TASK DIRECTIONS: Pull out every line of the records below that contains the string "side". Treat uppercase and lowercase letters as different.

Items listed in a dataset
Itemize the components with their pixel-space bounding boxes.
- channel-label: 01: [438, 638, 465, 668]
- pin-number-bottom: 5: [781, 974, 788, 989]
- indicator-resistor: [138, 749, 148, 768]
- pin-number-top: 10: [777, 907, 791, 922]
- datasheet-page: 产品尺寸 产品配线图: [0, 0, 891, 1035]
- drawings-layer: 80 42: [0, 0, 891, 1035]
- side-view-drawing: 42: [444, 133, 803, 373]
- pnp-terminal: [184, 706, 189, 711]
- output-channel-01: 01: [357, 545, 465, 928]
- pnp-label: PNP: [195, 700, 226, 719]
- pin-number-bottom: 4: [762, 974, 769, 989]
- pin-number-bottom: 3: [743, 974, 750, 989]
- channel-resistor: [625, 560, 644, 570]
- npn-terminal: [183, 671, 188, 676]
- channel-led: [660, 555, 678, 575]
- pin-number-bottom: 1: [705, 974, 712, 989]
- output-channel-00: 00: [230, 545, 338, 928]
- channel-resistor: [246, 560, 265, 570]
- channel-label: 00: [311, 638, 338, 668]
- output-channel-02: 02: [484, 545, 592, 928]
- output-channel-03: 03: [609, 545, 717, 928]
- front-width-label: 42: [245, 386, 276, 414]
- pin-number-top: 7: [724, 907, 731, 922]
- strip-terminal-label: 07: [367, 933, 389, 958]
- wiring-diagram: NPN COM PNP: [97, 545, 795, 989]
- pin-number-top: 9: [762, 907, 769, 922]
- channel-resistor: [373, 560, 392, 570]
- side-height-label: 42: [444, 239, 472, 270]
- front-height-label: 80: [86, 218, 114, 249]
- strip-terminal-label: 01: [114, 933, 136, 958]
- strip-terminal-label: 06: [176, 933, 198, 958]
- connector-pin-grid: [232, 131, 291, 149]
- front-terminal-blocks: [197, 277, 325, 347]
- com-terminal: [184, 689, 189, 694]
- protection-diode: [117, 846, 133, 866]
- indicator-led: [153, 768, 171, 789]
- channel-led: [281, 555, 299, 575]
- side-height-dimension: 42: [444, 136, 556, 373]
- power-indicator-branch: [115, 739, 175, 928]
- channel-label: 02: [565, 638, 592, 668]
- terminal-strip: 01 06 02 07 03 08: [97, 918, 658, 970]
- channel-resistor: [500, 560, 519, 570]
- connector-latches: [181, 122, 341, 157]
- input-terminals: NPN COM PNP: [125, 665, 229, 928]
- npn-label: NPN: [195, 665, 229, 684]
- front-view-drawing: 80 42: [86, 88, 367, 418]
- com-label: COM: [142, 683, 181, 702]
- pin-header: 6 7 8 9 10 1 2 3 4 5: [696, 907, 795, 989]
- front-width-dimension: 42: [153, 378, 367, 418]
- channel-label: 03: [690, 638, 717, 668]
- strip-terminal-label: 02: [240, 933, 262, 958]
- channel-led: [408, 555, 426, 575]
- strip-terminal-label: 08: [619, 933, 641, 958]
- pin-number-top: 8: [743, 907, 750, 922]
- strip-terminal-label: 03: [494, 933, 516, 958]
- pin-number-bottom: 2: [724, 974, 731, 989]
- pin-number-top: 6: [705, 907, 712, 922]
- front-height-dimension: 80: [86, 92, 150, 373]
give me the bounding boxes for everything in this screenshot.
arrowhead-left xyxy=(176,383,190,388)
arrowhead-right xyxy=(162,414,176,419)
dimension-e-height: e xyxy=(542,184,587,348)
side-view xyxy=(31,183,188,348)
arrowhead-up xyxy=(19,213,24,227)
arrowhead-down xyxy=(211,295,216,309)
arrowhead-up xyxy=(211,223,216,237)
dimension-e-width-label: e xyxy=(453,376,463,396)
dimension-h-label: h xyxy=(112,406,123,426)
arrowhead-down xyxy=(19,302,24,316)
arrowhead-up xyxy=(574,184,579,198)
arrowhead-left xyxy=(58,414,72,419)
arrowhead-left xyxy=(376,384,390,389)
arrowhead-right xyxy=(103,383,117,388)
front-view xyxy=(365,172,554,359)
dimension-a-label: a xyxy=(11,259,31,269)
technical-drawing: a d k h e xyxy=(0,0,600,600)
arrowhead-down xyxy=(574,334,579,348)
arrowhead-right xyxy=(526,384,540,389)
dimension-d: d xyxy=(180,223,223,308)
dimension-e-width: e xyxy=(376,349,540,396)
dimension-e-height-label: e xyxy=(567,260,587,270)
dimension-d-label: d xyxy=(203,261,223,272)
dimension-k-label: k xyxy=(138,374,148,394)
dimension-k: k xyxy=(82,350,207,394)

SOLVED PROBLEM:
- side-view-drawing: 42: [444, 133, 803, 373]
- side-height-label: 42: [444, 239, 472, 270]
- side-height-dimension: 42: [444, 136, 556, 373]
side-view xyxy=(31,183,188,348)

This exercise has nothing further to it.